WRITTEN TASK => Below are the records. Gather each line that holds "PLACE".

GIVEN RECORDS =>
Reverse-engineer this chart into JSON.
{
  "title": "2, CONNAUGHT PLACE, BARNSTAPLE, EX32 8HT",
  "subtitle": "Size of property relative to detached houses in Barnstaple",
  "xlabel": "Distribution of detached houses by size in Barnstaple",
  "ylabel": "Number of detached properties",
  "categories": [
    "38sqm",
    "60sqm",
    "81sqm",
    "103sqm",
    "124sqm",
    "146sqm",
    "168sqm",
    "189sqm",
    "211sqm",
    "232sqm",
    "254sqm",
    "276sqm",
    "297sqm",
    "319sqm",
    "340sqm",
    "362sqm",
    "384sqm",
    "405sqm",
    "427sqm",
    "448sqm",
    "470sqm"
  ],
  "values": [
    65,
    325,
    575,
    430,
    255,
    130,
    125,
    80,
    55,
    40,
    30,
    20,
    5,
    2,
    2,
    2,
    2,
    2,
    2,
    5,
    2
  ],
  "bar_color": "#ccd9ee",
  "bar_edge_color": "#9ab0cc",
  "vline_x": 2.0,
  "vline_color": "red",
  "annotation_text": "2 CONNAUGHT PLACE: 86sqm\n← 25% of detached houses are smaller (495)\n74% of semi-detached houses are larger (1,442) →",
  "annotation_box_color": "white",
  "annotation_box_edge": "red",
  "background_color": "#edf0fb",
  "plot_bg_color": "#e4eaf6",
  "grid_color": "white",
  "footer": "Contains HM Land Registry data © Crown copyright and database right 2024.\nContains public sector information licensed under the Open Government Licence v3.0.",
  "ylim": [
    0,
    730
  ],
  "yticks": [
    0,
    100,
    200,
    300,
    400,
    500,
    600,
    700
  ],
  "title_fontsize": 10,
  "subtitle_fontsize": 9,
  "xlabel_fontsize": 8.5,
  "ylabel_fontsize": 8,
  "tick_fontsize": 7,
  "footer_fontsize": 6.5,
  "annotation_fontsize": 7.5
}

TASK RESULT =>
  "title": "2, CONNAUGHT PLACE, BARNSTAPLE, EX32 8HT",
  "annotation_text": "2 CONNAUGHT PLACE: 86sqm\n← 25% of detached houses are smaller (495)\n74% of semi-detached houses are larger (1,442) →",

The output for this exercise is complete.